-- start RECORD LIST --
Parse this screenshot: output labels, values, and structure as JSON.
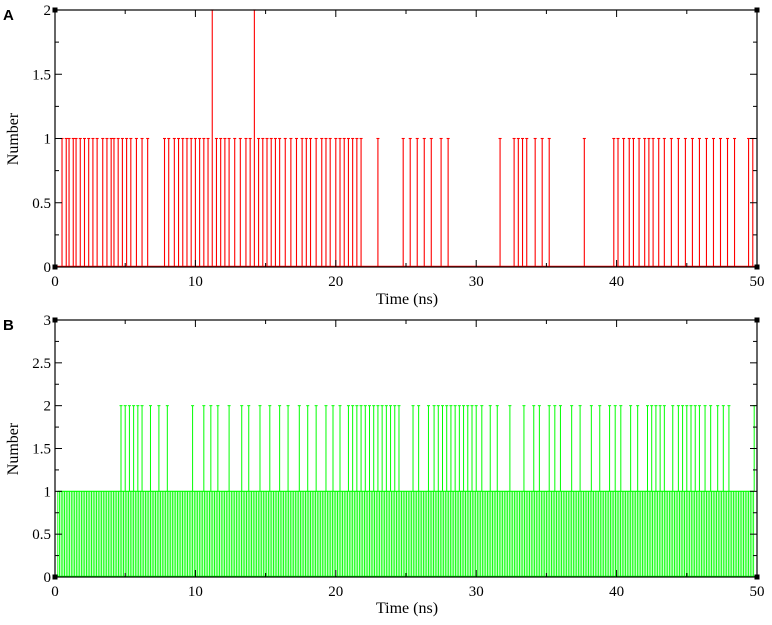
{
  "chart_data": [
    {
      "type": "line",
      "panel_label": "A",
      "xlabel": "Time (ns)",
      "ylabel": "Number",
      "xlim": [
        0,
        50
      ],
      "ylim": [
        0,
        2
      ],
      "xticks": [
        "0",
        "10",
        "20",
        "30",
        "40",
        "50"
      ],
      "yticks": [
        "0",
        "0.5",
        "1",
        "1.5",
        "2"
      ],
      "grid": false,
      "series": [
        {
          "color": "#ff0000",
          "events": [
            {
              "t": 0.5,
              "v": 1
            },
            {
              "t": 0.8,
              "v": 1
            },
            {
              "t": 1.0,
              "v": 1
            },
            {
              "t": 1.3,
              "v": 1
            },
            {
              "t": 1.5,
              "v": 1
            },
            {
              "t": 1.8,
              "v": 1
            },
            {
              "t": 2.1,
              "v": 1
            },
            {
              "t": 2.4,
              "v": 1
            },
            {
              "t": 2.7,
              "v": 1
            },
            {
              "t": 3.0,
              "v": 1
            },
            {
              "t": 3.4,
              "v": 1
            },
            {
              "t": 3.7,
              "v": 1
            },
            {
              "t": 4.0,
              "v": 1
            },
            {
              "t": 4.2,
              "v": 1
            },
            {
              "t": 4.5,
              "v": 1
            },
            {
              "t": 4.8,
              "v": 1
            },
            {
              "t": 5.1,
              "v": 1
            },
            {
              "t": 5.4,
              "v": 1
            },
            {
              "t": 5.8,
              "v": 1
            },
            {
              "t": 6.2,
              "v": 1
            },
            {
              "t": 6.6,
              "v": 1
            },
            {
              "t": 7.8,
              "v": 1
            },
            {
              "t": 8.1,
              "v": 1
            },
            {
              "t": 8.5,
              "v": 1
            },
            {
              "t": 8.8,
              "v": 1
            },
            {
              "t": 9.1,
              "v": 1
            },
            {
              "t": 9.4,
              "v": 1
            },
            {
              "t": 9.7,
              "v": 1
            },
            {
              "t": 10.0,
              "v": 1
            },
            {
              "t": 10.3,
              "v": 1
            },
            {
              "t": 10.6,
              "v": 1
            },
            {
              "t": 10.9,
              "v": 1
            },
            {
              "t": 11.2,
              "v": 2
            },
            {
              "t": 11.5,
              "v": 1
            },
            {
              "t": 11.8,
              "v": 1
            },
            {
              "t": 12.1,
              "v": 1
            },
            {
              "t": 12.4,
              "v": 1
            },
            {
              "t": 12.8,
              "v": 1
            },
            {
              "t": 13.2,
              "v": 1
            },
            {
              "t": 13.6,
              "v": 1
            },
            {
              "t": 13.9,
              "v": 1
            },
            {
              "t": 14.2,
              "v": 2
            },
            {
              "t": 14.5,
              "v": 1
            },
            {
              "t": 14.8,
              "v": 1
            },
            {
              "t": 15.1,
              "v": 1
            },
            {
              "t": 15.4,
              "v": 1
            },
            {
              "t": 15.7,
              "v": 1
            },
            {
              "t": 16.0,
              "v": 1
            },
            {
              "t": 16.4,
              "v": 1
            },
            {
              "t": 16.8,
              "v": 1
            },
            {
              "t": 17.2,
              "v": 1
            },
            {
              "t": 17.6,
              "v": 1
            },
            {
              "t": 17.9,
              "v": 1
            },
            {
              "t": 18.2,
              "v": 1
            },
            {
              "t": 18.6,
              "v": 1
            },
            {
              "t": 19.0,
              "v": 1
            },
            {
              "t": 19.3,
              "v": 1
            },
            {
              "t": 19.6,
              "v": 1
            },
            {
              "t": 20.0,
              "v": 1
            },
            {
              "t": 20.3,
              "v": 1
            },
            {
              "t": 20.6,
              "v": 1
            },
            {
              "t": 20.9,
              "v": 1
            },
            {
              "t": 21.2,
              "v": 1
            },
            {
              "t": 21.5,
              "v": 1
            },
            {
              "t": 21.8,
              "v": 1
            },
            {
              "t": 23.0,
              "v": 1
            },
            {
              "t": 24.8,
              "v": 1
            },
            {
              "t": 25.3,
              "v": 1
            },
            {
              "t": 25.8,
              "v": 1
            },
            {
              "t": 26.3,
              "v": 1
            },
            {
              "t": 26.8,
              "v": 1
            },
            {
              "t": 27.5,
              "v": 1
            },
            {
              "t": 28.0,
              "v": 1
            },
            {
              "t": 31.7,
              "v": 1
            },
            {
              "t": 32.7,
              "v": 1
            },
            {
              "t": 33.0,
              "v": 1
            },
            {
              "t": 33.3,
              "v": 1
            },
            {
              "t": 33.6,
              "v": 1
            },
            {
              "t": 34.2,
              "v": 1
            },
            {
              "t": 34.7,
              "v": 1
            },
            {
              "t": 35.2,
              "v": 1
            },
            {
              "t": 37.7,
              "v": 1
            },
            {
              "t": 39.8,
              "v": 1
            },
            {
              "t": 40.1,
              "v": 1
            },
            {
              "t": 40.5,
              "v": 1
            },
            {
              "t": 40.9,
              "v": 1
            },
            {
              "t": 41.2,
              "v": 1
            },
            {
              "t": 41.6,
              "v": 1
            },
            {
              "t": 42.0,
              "v": 1
            },
            {
              "t": 42.3,
              "v": 1
            },
            {
              "t": 42.6,
              "v": 1
            },
            {
              "t": 43.0,
              "v": 1
            },
            {
              "t": 43.4,
              "v": 1
            },
            {
              "t": 43.9,
              "v": 1
            },
            {
              "t": 44.4,
              "v": 1
            },
            {
              "t": 44.9,
              "v": 1
            },
            {
              "t": 45.4,
              "v": 1
            },
            {
              "t": 45.9,
              "v": 1
            },
            {
              "t": 46.4,
              "v": 1
            },
            {
              "t": 46.9,
              "v": 1
            },
            {
              "t": 47.4,
              "v": 1
            },
            {
              "t": 47.9,
              "v": 1
            },
            {
              "t": 48.4,
              "v": 1
            },
            {
              "t": 49.4,
              "v": 1
            },
            {
              "t": 49.7,
              "v": 1
            }
          ]
        }
      ]
    },
    {
      "type": "line",
      "panel_label": "B",
      "xlabel": "Time (ns)",
      "ylabel": "Number",
      "xlim": [
        0,
        50
      ],
      "ylim": [
        0,
        3
      ],
      "xticks": [
        "0",
        "10",
        "20",
        "30",
        "40",
        "50"
      ],
      "yticks": [
        "0",
        "0.5",
        "1",
        "1.5",
        "2",
        "2.5",
        "3"
      ],
      "grid": false,
      "series": [
        {
          "color": "#00ff00",
          "dense_one_ranges": [
            [
              0.2,
              49.8
            ]
          ],
          "two_events": [
            4.7,
            5.0,
            5.3,
            5.6,
            5.9,
            6.2,
            6.8,
            7.4,
            8.0,
            9.8,
            10.6,
            11.1,
            11.6,
            12.4,
            13.3,
            13.8,
            14.6,
            15.3,
            16.0,
            16.6,
            17.4,
            18.0,
            18.6,
            19.3,
            19.8,
            20.3,
            20.9,
            21.2,
            21.5,
            21.8,
            22.1,
            22.4,
            22.7,
            23.0,
            23.3,
            23.6,
            23.9,
            24.2,
            24.5,
            25.5,
            25.9,
            26.6,
            27.0,
            27.3,
            27.6,
            27.9,
            28.2,
            28.5,
            28.8,
            29.1,
            29.4,
            29.7,
            30.0,
            30.4,
            31.0,
            31.5,
            32.4,
            33.4,
            34.1,
            34.5,
            35.2,
            35.6,
            36.0,
            36.8,
            37.4,
            38.2,
            38.8,
            39.5,
            39.9,
            40.3,
            41.0,
            41.5,
            42.2,
            42.5,
            42.8,
            43.1,
            43.4,
            44.0,
            44.4,
            44.7,
            45.0,
            45.3,
            45.6,
            45.9,
            46.3,
            46.7,
            47.2,
            47.6,
            48.0,
            49.8
          ]
        }
      ]
    }
  ]
}
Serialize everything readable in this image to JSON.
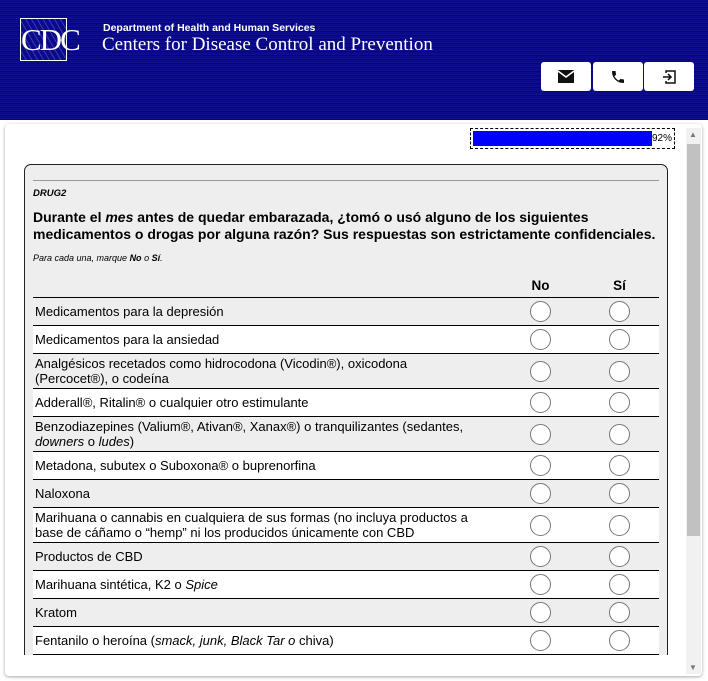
-- end RECORD LIST --
● **SHORT TASK**
Which lines of the data above contain "JSON"? Copy each one.

● **TASK RESPONSE**
Parse this screenshot: output labels, values, and structure as JSON.
Serialize everything readable in this image to JSON.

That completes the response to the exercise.